# PROBLEM
The entries are to be returned exactly, with images left out.
## start
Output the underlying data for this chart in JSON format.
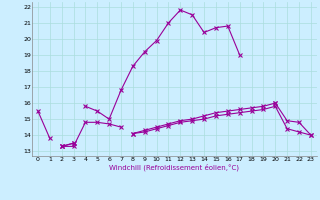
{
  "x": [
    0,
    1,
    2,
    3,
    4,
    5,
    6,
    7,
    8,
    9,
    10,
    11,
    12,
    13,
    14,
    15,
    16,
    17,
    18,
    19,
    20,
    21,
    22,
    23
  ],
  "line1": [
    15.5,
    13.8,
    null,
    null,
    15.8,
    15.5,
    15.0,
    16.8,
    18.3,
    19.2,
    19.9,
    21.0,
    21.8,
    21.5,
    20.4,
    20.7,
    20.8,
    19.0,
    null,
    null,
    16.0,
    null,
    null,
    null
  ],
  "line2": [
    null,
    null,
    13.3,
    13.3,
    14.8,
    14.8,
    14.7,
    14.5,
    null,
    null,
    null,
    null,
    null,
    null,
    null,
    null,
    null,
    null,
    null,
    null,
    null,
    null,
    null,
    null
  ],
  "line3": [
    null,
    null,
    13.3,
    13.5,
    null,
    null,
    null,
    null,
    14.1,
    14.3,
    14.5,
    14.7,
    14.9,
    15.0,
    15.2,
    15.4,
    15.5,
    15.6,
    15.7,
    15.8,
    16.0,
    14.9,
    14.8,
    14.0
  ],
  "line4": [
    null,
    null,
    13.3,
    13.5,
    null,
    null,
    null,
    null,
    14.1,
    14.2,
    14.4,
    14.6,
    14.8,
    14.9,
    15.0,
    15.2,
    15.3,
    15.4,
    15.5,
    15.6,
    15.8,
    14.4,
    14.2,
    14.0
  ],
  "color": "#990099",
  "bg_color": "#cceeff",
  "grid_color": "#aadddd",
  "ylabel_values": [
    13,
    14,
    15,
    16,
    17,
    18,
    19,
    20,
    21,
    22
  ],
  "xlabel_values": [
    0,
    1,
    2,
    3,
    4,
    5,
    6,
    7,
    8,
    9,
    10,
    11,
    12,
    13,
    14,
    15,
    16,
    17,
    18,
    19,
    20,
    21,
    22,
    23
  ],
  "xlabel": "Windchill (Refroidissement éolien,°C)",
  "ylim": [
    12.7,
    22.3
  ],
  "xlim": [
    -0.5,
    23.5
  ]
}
## end
# TASK SOLUTION
Output the underlying data for this chart in JSON format.
{
  "x": [
    0,
    1,
    2,
    3,
    4,
    5,
    6,
    7,
    8,
    9,
    10,
    11,
    12,
    13,
    14,
    15,
    16,
    17,
    18,
    19,
    20,
    21,
    22,
    23
  ],
  "line1": [
    15.5,
    13.8,
    null,
    null,
    15.8,
    15.5,
    15.0,
    16.8,
    18.3,
    19.2,
    19.9,
    21.0,
    21.8,
    21.5,
    20.4,
    20.7,
    20.8,
    19.0,
    null,
    null,
    16.0,
    null,
    null,
    null
  ],
  "line2": [
    null,
    null,
    13.3,
    13.3,
    14.8,
    14.8,
    14.7,
    14.5,
    null,
    null,
    null,
    null,
    null,
    null,
    null,
    null,
    null,
    null,
    null,
    null,
    null,
    null,
    null,
    null
  ],
  "line3": [
    null,
    null,
    13.3,
    13.5,
    null,
    null,
    null,
    null,
    14.1,
    14.3,
    14.5,
    14.7,
    14.9,
    15.0,
    15.2,
    15.4,
    15.5,
    15.6,
    15.7,
    15.8,
    16.0,
    14.9,
    14.8,
    14.0
  ],
  "line4": [
    null,
    null,
    13.3,
    13.5,
    null,
    null,
    null,
    null,
    14.1,
    14.2,
    14.4,
    14.6,
    14.8,
    14.9,
    15.0,
    15.2,
    15.3,
    15.4,
    15.5,
    15.6,
    15.8,
    14.4,
    14.2,
    14.0
  ],
  "color": "#990099",
  "bg_color": "#cceeff",
  "grid_color": "#aadddd",
  "ylabel_values": [
    13,
    14,
    15,
    16,
    17,
    18,
    19,
    20,
    21,
    22
  ],
  "xlabel_values": [
    0,
    1,
    2,
    3,
    4,
    5,
    6,
    7,
    8,
    9,
    10,
    11,
    12,
    13,
    14,
    15,
    16,
    17,
    18,
    19,
    20,
    21,
    22,
    23
  ],
  "xlabel": "Windchill (Refroidissement éolien,°C)",
  "ylim": [
    12.7,
    22.3
  ],
  "xlim": [
    -0.5,
    23.5
  ]
}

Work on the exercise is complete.